[Given problem]
Write out the following lines exactly as they stand.

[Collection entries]
--- start ---

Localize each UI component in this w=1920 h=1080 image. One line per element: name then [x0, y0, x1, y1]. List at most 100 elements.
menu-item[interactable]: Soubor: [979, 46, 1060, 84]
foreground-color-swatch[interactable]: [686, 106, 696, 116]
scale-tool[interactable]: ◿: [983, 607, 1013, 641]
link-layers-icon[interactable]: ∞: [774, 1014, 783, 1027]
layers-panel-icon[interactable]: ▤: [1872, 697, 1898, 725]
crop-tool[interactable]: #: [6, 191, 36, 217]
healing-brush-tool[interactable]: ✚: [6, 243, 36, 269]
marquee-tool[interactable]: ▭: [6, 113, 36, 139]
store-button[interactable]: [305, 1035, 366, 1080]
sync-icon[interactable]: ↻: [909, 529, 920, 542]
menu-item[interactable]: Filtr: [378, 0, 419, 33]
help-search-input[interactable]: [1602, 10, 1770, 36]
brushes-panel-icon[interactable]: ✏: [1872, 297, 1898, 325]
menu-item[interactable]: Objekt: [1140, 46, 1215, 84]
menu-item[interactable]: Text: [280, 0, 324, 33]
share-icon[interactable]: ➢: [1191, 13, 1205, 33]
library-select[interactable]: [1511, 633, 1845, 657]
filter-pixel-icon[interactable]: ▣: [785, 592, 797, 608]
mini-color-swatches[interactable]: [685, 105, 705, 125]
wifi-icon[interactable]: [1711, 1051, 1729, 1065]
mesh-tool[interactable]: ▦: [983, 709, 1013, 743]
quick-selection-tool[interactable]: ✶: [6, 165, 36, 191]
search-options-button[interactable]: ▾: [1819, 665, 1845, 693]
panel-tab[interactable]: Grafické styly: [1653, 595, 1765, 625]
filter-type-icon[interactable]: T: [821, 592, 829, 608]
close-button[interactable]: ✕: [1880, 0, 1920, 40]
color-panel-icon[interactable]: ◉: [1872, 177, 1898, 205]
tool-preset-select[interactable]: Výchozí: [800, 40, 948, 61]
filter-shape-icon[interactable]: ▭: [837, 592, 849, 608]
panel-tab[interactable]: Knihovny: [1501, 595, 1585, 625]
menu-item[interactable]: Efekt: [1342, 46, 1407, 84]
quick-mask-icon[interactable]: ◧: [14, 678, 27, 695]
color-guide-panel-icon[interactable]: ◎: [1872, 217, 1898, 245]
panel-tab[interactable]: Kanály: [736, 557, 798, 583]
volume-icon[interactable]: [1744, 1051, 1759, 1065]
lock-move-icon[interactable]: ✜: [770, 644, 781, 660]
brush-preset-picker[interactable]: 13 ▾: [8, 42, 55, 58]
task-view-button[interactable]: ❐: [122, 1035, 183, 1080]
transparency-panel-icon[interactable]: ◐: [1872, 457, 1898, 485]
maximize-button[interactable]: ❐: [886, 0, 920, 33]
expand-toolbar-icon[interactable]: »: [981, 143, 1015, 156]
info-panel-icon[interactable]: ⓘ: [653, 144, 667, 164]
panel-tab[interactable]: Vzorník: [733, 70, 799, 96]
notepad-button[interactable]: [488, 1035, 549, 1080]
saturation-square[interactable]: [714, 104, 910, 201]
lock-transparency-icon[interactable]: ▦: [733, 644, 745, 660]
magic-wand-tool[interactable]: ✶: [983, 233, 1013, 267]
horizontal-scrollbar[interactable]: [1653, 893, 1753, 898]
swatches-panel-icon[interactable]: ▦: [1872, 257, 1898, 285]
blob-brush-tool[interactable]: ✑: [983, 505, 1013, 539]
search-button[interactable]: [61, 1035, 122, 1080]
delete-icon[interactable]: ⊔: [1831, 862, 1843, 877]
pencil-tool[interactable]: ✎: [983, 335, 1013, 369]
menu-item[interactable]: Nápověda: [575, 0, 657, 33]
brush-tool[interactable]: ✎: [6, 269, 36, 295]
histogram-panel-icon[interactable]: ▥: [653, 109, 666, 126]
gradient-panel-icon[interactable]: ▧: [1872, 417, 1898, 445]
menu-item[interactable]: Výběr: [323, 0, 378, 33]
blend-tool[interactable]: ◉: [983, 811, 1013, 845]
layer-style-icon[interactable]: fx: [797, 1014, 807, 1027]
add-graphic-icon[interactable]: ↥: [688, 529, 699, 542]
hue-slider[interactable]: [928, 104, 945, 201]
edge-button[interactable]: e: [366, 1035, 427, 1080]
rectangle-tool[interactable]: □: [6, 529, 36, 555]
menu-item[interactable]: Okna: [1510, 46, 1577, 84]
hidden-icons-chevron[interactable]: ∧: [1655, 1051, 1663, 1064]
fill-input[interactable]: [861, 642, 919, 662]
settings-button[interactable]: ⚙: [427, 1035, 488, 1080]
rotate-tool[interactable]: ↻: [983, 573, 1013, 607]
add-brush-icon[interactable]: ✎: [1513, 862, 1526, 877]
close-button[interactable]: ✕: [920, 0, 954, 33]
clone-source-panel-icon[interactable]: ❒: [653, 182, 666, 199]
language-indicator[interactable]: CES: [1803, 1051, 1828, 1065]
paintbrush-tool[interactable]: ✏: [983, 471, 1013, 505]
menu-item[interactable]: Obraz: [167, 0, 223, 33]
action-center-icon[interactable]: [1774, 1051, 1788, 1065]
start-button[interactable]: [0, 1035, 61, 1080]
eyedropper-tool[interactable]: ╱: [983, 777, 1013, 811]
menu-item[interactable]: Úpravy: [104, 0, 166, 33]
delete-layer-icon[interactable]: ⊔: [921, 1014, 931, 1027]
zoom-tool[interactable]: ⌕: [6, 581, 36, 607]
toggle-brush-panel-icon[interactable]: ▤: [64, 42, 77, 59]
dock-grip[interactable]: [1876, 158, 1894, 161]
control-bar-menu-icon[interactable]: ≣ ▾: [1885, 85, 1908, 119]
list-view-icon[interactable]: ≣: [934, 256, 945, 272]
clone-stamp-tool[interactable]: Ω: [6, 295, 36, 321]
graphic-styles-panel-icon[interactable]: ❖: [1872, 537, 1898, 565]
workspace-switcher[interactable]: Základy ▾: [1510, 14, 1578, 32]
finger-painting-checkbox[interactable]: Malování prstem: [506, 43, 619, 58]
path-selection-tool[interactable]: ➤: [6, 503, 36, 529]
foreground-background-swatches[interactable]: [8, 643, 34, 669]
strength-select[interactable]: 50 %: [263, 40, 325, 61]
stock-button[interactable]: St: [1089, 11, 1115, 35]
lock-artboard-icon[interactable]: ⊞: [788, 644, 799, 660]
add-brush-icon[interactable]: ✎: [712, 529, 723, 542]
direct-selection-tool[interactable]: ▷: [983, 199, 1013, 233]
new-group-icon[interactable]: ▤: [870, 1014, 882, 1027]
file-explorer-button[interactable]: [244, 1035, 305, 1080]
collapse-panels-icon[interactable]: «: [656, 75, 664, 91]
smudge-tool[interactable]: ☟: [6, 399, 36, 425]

--- end ---

[Output for this exercise]
Localize each UI component in this w=1920 h=1080 image. One line per element: name then [x0, y0, x1, y1]. List at most 100 elements.
menu-item[interactable]: Soubor: [979, 46, 1060, 84]
foreground-color-swatch[interactable]: [686, 106, 696, 116]
scale-tool[interactable]: ◿: [983, 607, 1013, 641]
link-layers-icon[interactable]: ∞: [774, 1014, 783, 1027]
layers-panel-icon[interactable]: ▤: [1872, 697, 1898, 725]
crop-tool[interactable]: #: [6, 191, 36, 217]
healing-brush-tool[interactable]: ✚: [6, 243, 36, 269]
marquee-tool[interactable]: ▭: [6, 113, 36, 139]
store-button[interactable]: [305, 1035, 366, 1080]
sync-icon[interactable]: ↻: [909, 529, 920, 542]
menu-item[interactable]: Filtr: [378, 0, 419, 33]
help-search-input[interactable]: [1602, 10, 1770, 36]
brushes-panel-icon[interactable]: ✏: [1872, 297, 1898, 325]
menu-item[interactable]: Objekt: [1140, 46, 1215, 84]
menu-item[interactable]: Text: [280, 0, 324, 33]
share-icon[interactable]: ➢: [1191, 13, 1205, 33]
library-select[interactable]: [1511, 633, 1845, 657]
filter-pixel-icon[interactable]: ▣: [785, 592, 797, 608]
mini-color-swatches[interactable]: [685, 105, 705, 125]
wifi-icon[interactable]: [1711, 1051, 1729, 1065]
mesh-tool[interactable]: ▦: [983, 709, 1013, 743]
quick-selection-tool[interactable]: ✶: [6, 165, 36, 191]
search-options-button[interactable]: ▾: [1819, 665, 1845, 693]
panel-tab[interactable]: Grafické styly: [1653, 595, 1765, 625]
filter-type-icon[interactable]: T: [821, 592, 829, 608]
close-button[interactable]: ✕: [1880, 0, 1920, 40]
color-panel-icon[interactable]: ◉: [1872, 177, 1898, 205]
tool-preset-select[interactable]: Výchozí: [800, 40, 948, 61]
filter-shape-icon[interactable]: ▭: [837, 592, 849, 608]
panel-tab[interactable]: Knihovny: [1501, 595, 1585, 625]
menu-item[interactable]: Efekt: [1342, 46, 1407, 84]
quick-mask-icon[interactable]: ◧: [14, 678, 27, 695]
color-guide-panel-icon[interactable]: ◎: [1872, 217, 1898, 245]
panel-tab[interactable]: Kanály: [736, 557, 798, 583]
volume-icon[interactable]: [1744, 1051, 1759, 1065]
lock-move-icon[interactable]: ✜: [770, 644, 781, 660]
brush-preset-picker[interactable]: 13 ▾: [8, 42, 55, 58]
task-view-button[interactable]: ❐: [122, 1035, 183, 1080]
transparency-panel-icon[interactable]: ◐: [1872, 457, 1898, 485]
maximize-button[interactable]: ❐: [886, 0, 920, 33]
expand-toolbar-icon[interactable]: »: [981, 143, 1015, 156]
info-panel-icon[interactable]: ⓘ: [653, 144, 667, 164]
panel-tab[interactable]: Vzorník: [733, 70, 799, 96]
notepad-button[interactable]: [488, 1035, 549, 1080]
saturation-square[interactable]: [714, 104, 910, 201]
lock-transparency-icon[interactable]: ▦: [733, 644, 745, 660]
magic-wand-tool[interactable]: ✶: [983, 233, 1013, 267]
horizontal-scrollbar[interactable]: [1653, 893, 1753, 898]
swatches-panel-icon[interactable]: ▦: [1872, 257, 1898, 285]
blob-brush-tool[interactable]: ✑: [983, 505, 1013, 539]
search-button[interactable]: [61, 1035, 122, 1080]
delete-icon[interactable]: ⊔: [1831, 862, 1843, 877]
pencil-tool[interactable]: ✎: [983, 335, 1013, 369]
menu-item[interactable]: Nápověda: [575, 0, 657, 33]
brush-tool[interactable]: ✎: [6, 269, 36, 295]
histogram-panel-icon[interactable]: ▥: [653, 109, 666, 126]
gradient-panel-icon[interactable]: ▧: [1872, 417, 1898, 445]
menu-item[interactable]: Výběr: [323, 0, 378, 33]
blend-tool[interactable]: ◉: [983, 811, 1013, 845]
layer-style-icon[interactable]: fx: [797, 1014, 807, 1027]
add-graphic-icon[interactable]: ↥: [688, 529, 699, 542]
hue-slider[interactable]: [928, 104, 945, 201]
edge-button[interactable]: e: [366, 1035, 427, 1080]
rectangle-tool[interactable]: □: [6, 529, 36, 555]
menu-item[interactable]: Okna: [1510, 46, 1577, 84]
hidden-icons-chevron[interactable]: ∧: [1655, 1051, 1663, 1064]
fill-input[interactable]: [861, 642, 919, 662]
settings-button[interactable]: ⚙: [427, 1035, 488, 1080]
rotate-tool[interactable]: ↻: [983, 573, 1013, 607]
add-brush-icon[interactable]: ✎: [1513, 862, 1526, 877]
close-button[interactable]: ✕: [920, 0, 954, 33]
clone-source-panel-icon[interactable]: ❒: [653, 182, 666, 199]
language-indicator[interactable]: CES: [1803, 1051, 1828, 1065]
paintbrush-tool[interactable]: ✏: [983, 471, 1013, 505]
menu-item[interactable]: Obraz: [167, 0, 223, 33]
action-center-icon[interactable]: [1774, 1051, 1788, 1065]
start-button[interactable]: [0, 1035, 61, 1080]
eyedropper-tool[interactable]: ╱: [983, 777, 1013, 811]
menu-item[interactable]: Úpravy: [104, 0, 166, 33]
delete-layer-icon[interactable]: ⊔: [921, 1014, 931, 1027]
zoom-tool[interactable]: ⌕: [6, 581, 36, 607]
toggle-brush-panel-icon[interactable]: ▤: [64, 42, 77, 59]
dock-grip[interactable]: [1876, 158, 1894, 161]
control-bar-menu-icon[interactable]: ≣ ▾: [1885, 85, 1908, 119]
list-view-icon[interactable]: ≣: [934, 256, 945, 272]
clone-stamp-tool[interactable]: Ω: [6, 295, 36, 321]
graphic-styles-panel-icon[interactable]: ❖: [1872, 537, 1898, 565]
workspace-switcher[interactable]: Základy ▾: [1510, 14, 1578, 32]
finger-painting-checkbox[interactable]: Malování prstem: [506, 43, 619, 58]
path-selection-tool[interactable]: ➤: [6, 503, 36, 529]
foreground-background-swatches[interactable]: [8, 643, 34, 669]
strength-select[interactable]: 50 %: [263, 40, 325, 61]
stock-button[interactable]: St: [1089, 11, 1115, 35]
lock-artboard-icon[interactable]: ⊞: [788, 644, 799, 660]
add-brush-icon[interactable]: ✎: [712, 529, 723, 542]
direct-selection-tool[interactable]: ▷: [983, 199, 1013, 233]
new-group-icon[interactable]: ▤: [870, 1014, 882, 1027]
file-explorer-button[interactable]: [244, 1035, 305, 1080]
collapse-panels-icon[interactable]: «: [656, 75, 664, 91]
smudge-tool[interactable]: ☟: [6, 399, 36, 425]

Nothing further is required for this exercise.